TASK GOAL:
Word for word, quote all of the material, omitting the pictures.

RAW DATA:
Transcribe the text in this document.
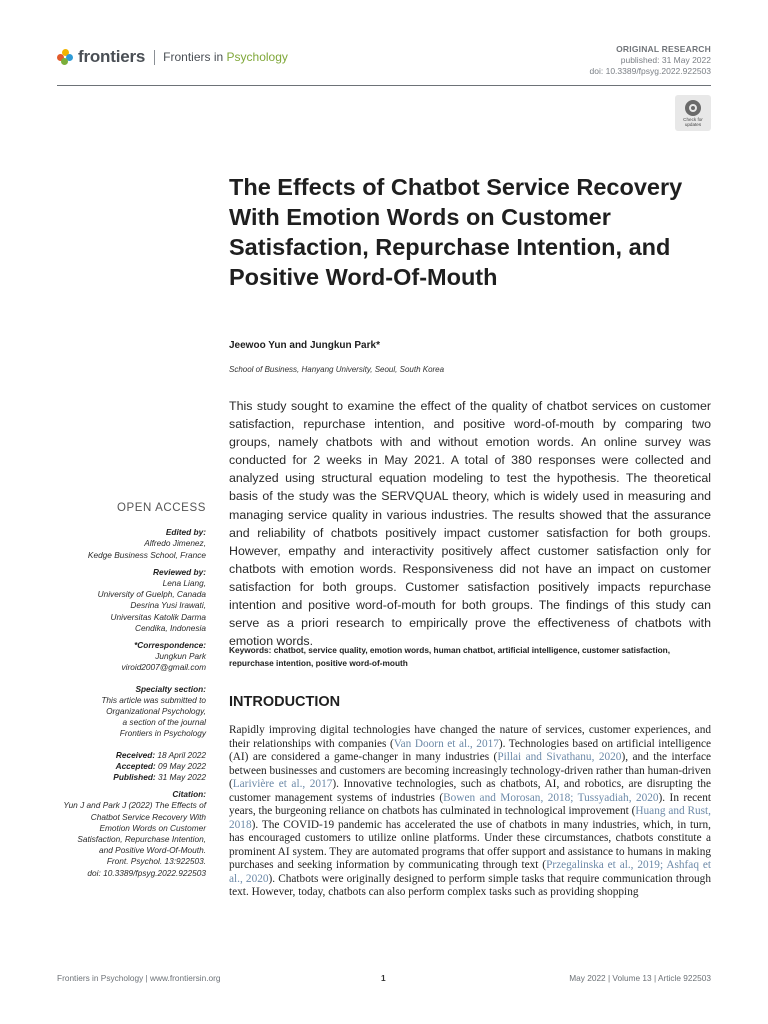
frontiers Frontiers in Psychology
ORIGINAL RESEARCH
published: 31 May 2022
doi: 10.3389/fpsyg.2022.922503
Check for updates
The Effects of Chatbot Service Recovery With Emotion Words on Customer Satisfaction, Repurchase Intention, and Positive Word-Of-Mouth
Jeewoo Yun and Jungkun Park*
School of Business, Hanyang University, Seoul, South Korea

This study sought to examine the effect of the quality of chatbot services on customer satisfaction, repurchase intention, and positive word-of-mouth by comparing two groups, namely chatbots with and without emotion words. An online survey was conducted for 2 weeks in May 2021. A total of 380 responses were collected and analyzed using structural equation modeling to test the hypothesis. The theoretical basis of the study was the SERVQUAL theory, which is widely used in measuring and managing service quality in various industries. The results showed that the assurance and reliability of chatbots positively impact customer satisfaction for both groups. However, empathy and interactivity positively affect customer satisfaction only for chatbots with emotion words. Responsiveness did not have an impact on customer satisfaction for both groups. Customer satisfaction positively impacts repurchase intention and positive word-of-mouth for both groups. The findings of this study can serve as a priori research to empirically prove the effectiveness of chatbots with emotion words.

Keywords: chatbot, service quality, emotion words, human chatbot, artificial intelligence, customer satisfaction, repurchase intention, positive word-of-mouth

INTRODUCTION

Rapidly improving digital technologies have changed the nature of services, customer experiences, and their relationships with companies (Van Doorn et al., 2017). Technologies based on artificial intelligence (AI) are considered a game-changer in many industries (Pillai and Sivathanu, 2020), and the interface between businesses and customers are becoming increasingly technology-driven rather than human-driven (Larivière et al., 2017). Innovative technologies, such as chatbots, AI, and robotics, are disrupting the customer management systems of industries (Bowen and Morosan, 2018; Tussyadiah, 2020). In recent years, the burgeoning reliance on chatbots has culminated in technological improvement (Huang and Rust, 2018). The COVID-19 pandemic has accelerated the use of chatbots in many industries, which, in turn, has encouraged customers to utilize online platforms. Under these circumstances, chatbots constitute a prominent AI system. They are automated programs that offer support and assistance to humans in making purchases and seeking information by communicating through text (Przegalinska et al., 2019; Ashfaq et al., 2020). Chatbots were originally designed to perform simple tasks that require communication through text. However, today, chatbots can also perform complex tasks such as providing shopping

OPEN ACCESS
Edited by:
Alfredo Jimenez,
Kedge Business School, France
Reviewed by:
Lena Liang,
University of Guelph, Canada
Desrina Yusi Irawati,
Universitas Katolik Darma
Cendika, Indonesia
*Correspondence:
Jungkun Park
viroid2007@gmail.com
Specialty section:
This article was submitted to
Organizational Psychology,
a section of the journal
Frontiers in Psychology
Received: 18 April 2022
Accepted: 09 May 2022
Published: 31 May 2022
Citation:
Yun J and Park J (2022) The Effects of
Chatbot Service Recovery With
Emotion Words on Customer
Satisfaction, Repurchase Intention,
and Positive Word-Of-Mouth.
Front. Psychol. 13:922503.
doi: 10.3389/fpsyg.2022.922503
Frontiers in Psychology | www.frontiersin.org	1	May 2022 | Volume 13 | Article 922503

FINAL ANSWER:
Transcribe the text in this document.
frontiers Frontiers in Psychology
ORIGINAL RESEARCH
published: 31 May 2022
doi: 10.3389/fpsyg.2022.922503
Check for updates
The Effects of Chatbot Service Recovery With Emotion Words on Customer Satisfaction, Repurchase Intention, and Positive Word-Of-Mouth
Jeewoo Yun and Jungkun Park*
School of Business, Hanyang University, Seoul, South Korea

This study sought to examine the effect of the quality of chatbot services on customer satisfaction, repurchase intention, and positive word-of-mouth by comparing two groups, namely chatbots with and without emotion words. An online survey was conducted for 2 weeks in May 2021. A total of 380 responses were collected and analyzed using structural equation modeling to test the hypothesis. The theoretical basis of the study was the SERVQUAL theory, which is widely used in measuring and managing service quality in various industries. The results showed that the assurance and reliability of chatbots positively impact customer satisfaction for both groups. However, empathy and interactivity positively affect customer satisfaction only for chatbots with emotion words. Responsiveness did not have an impact on customer satisfaction for both groups. Customer satisfaction positively impacts repurchase intention and positive word-of-mouth for both groups. The findings of this study can serve as a priori research to empirically prove the effectiveness of chatbots with emotion words.

Keywords: chatbot, service quality, emotion words, human chatbot, artificial intelligence, customer satisfaction, repurchase intention, positive word-of-mouth

INTRODUCTION

Rapidly improving digital technologies have changed the nature of services, customer experiences, and their relationships with companies (Van Doorn et al., 2017). Technologies based on artificial intelligence (AI) are considered a game-changer in many industries (Pillai and Sivathanu, 2020), and the interface between businesses and customers are becoming increasingly technology-driven rather than human-driven (Larivière et al., 2017). Innovative technologies, such as chatbots, AI, and robotics, are disrupting the customer management systems of industries (Bowen and Morosan, 2018; Tussyadiah, 2020). In recent years, the burgeoning reliance on chatbots has culminated in technological improvement (Huang and Rust, 2018). The COVID-19 pandemic has accelerated the use of chatbots in many industries, which, in turn, has encouraged customers to utilize online platforms. Under these circumstances, chatbots constitute a prominent AI system. They are automated programs that offer support and assistance to humans in making purchases and seeking information by communicating through text (Przegalinska et al., 2019; Ashfaq et al., 2020). Chatbots were originally designed to perform simple tasks that require communication through text. However, today, chatbots can also perform complex tasks such as providing shopping

OPEN ACCESS
Edited by:
Alfredo Jimenez,
Kedge Business School, France
Reviewed by:
Lena Liang,
University of Guelph, Canada
Desrina Yusi Irawati,
Universitas Katolik Darma
Cendika, Indonesia
*Correspondence:
Jungkun Park
viroid2007@gmail.com
Specialty section:
This article was submitted to
Organizational Psychology,
a section of the journal
Frontiers in Psychology
Received: 18 April 2022
Accepted: 09 May 2022
Published: 31 May 2022
Citation:
Yun J and Park J (2022) The Effects of
Chatbot Service Recovery With
Emotion Words on Customer
Satisfaction, Repurchase Intention,
and Positive Word-Of-Mouth.
Front. Psychol. 13:922503.
doi: 10.3389/fpsyg.2022.922503
Frontiers in Psychology | www.frontiersin.org	1	May 2022 | Volume 13 | Article 922503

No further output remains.